Excerpts from a dataset:
○ ○ ○
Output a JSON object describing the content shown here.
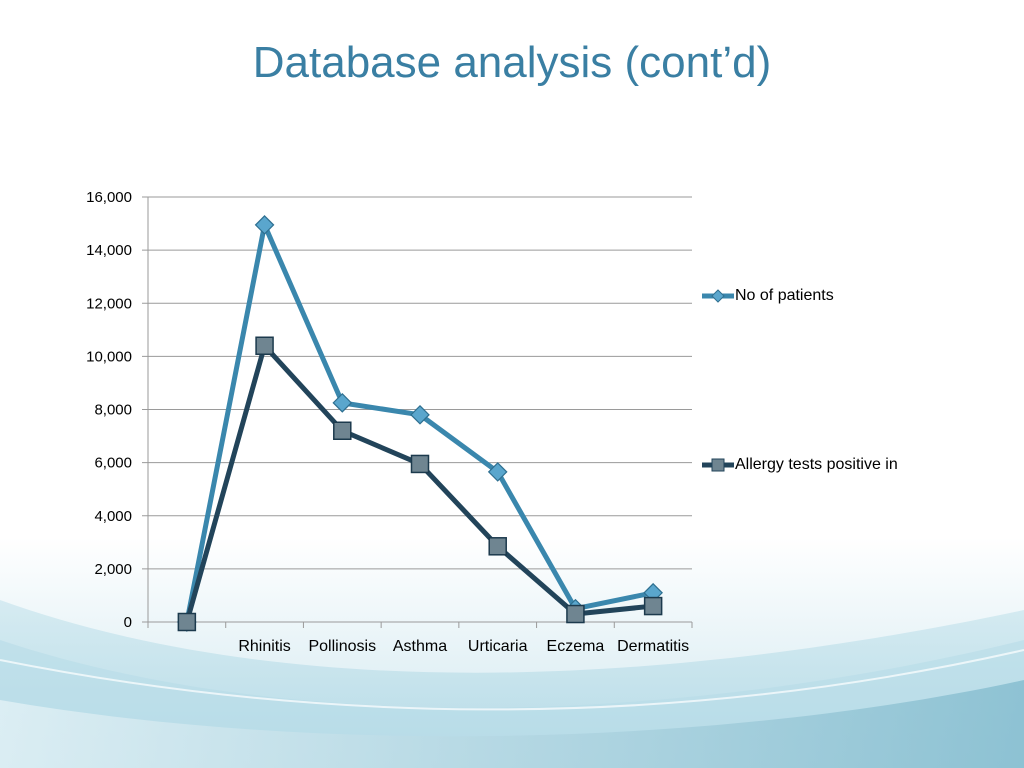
{
  "slide": {
    "title": "Database analysis (cont’d)"
  },
  "colors": {
    "series1": "#3a87ad",
    "series1_marker": "#5aa6cd",
    "series2": "#22445a",
    "series2_marker": "#6f8591",
    "grid": "#9a9a9a",
    "title": "#3a7fa3",
    "wave": "#7fbfd6"
  },
  "chart_data": {
    "type": "line",
    "title": "",
    "xlabel": "",
    "ylabel": "",
    "categories": [
      "",
      "Rhinitis",
      "Pollinosis",
      "Asthma",
      "Urticaria",
      "Eczema",
      "Dermatitis"
    ],
    "ylim": [
      0,
      16000
    ],
    "yticks": [
      "0",
      "2,000",
      "4,000",
      "6,000",
      "8,000",
      "10,000",
      "12,000",
      "14,000",
      "16,000"
    ],
    "grid": true,
    "legend_position": "right",
    "series": [
      {
        "name": "No of patients",
        "marker": "diamond",
        "values": [
          0,
          14950,
          8250,
          7800,
          5650,
          500,
          1100
        ]
      },
      {
        "name": "Allergy tests positive in",
        "marker": "square",
        "values": [
          0,
          10400,
          7200,
          5950,
          2850,
          300,
          600
        ]
      }
    ]
  }
}
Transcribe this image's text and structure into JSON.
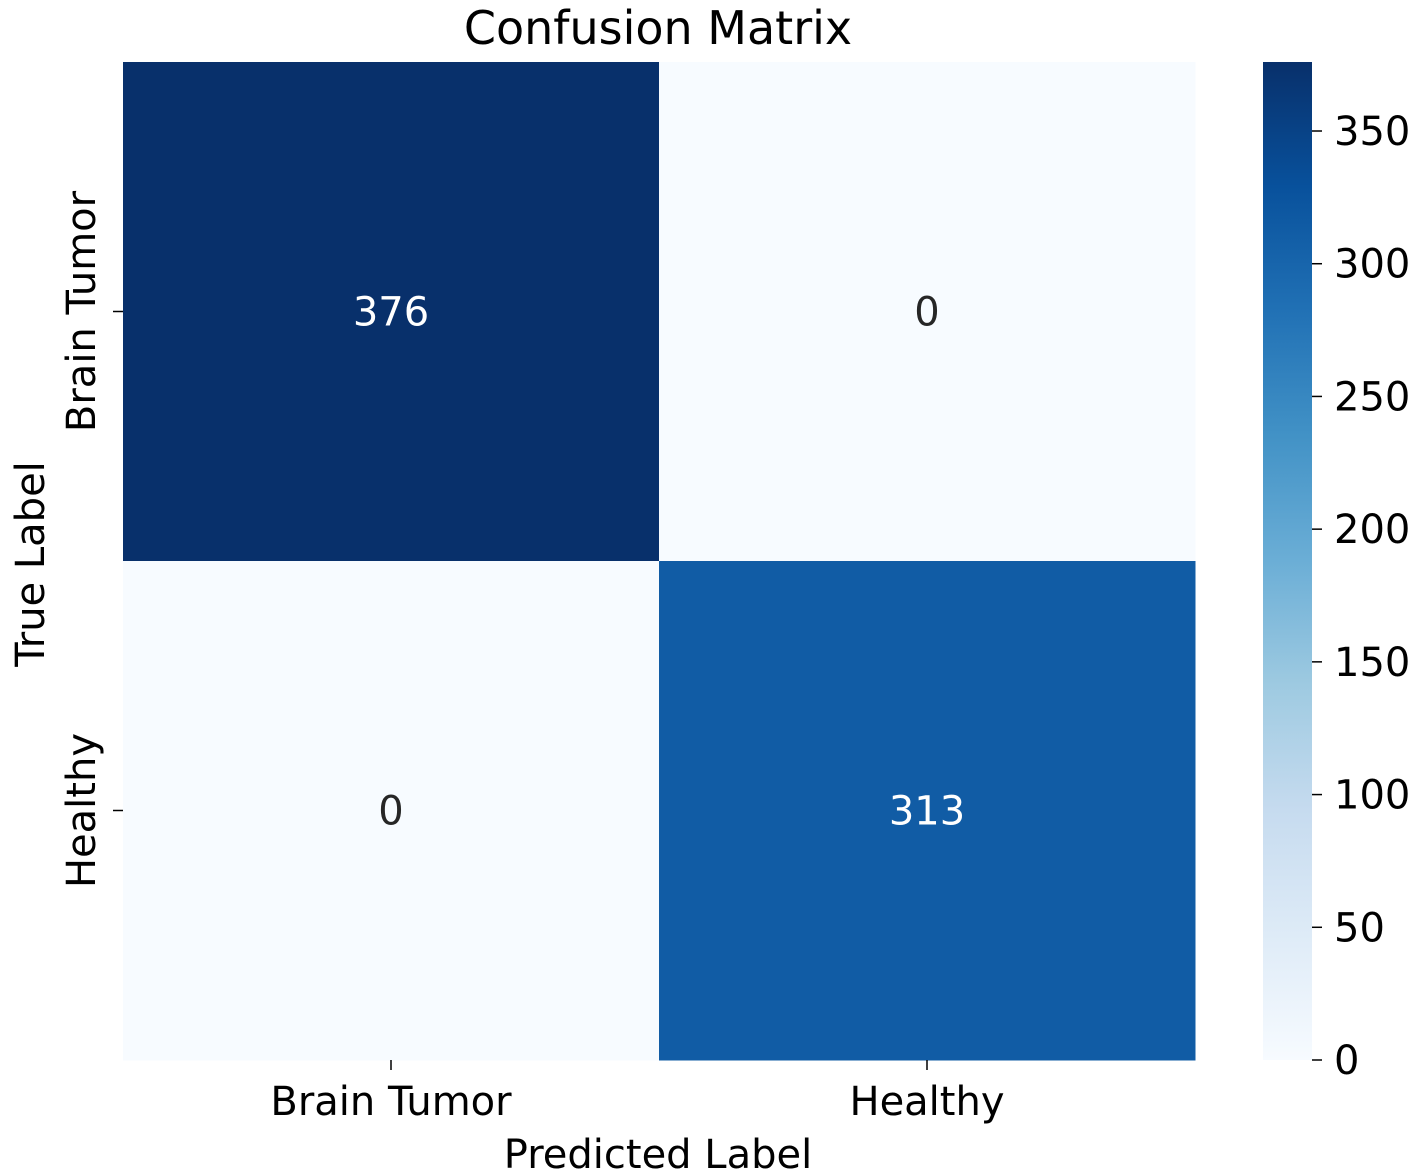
○ ○ ○
### How to complete this task
For the word "JSON", find all matching lines in the entries above and copy them out.

### Task solution
Output a JSON object describing the content shown here.
Transcribe this image's text and structure into JSON.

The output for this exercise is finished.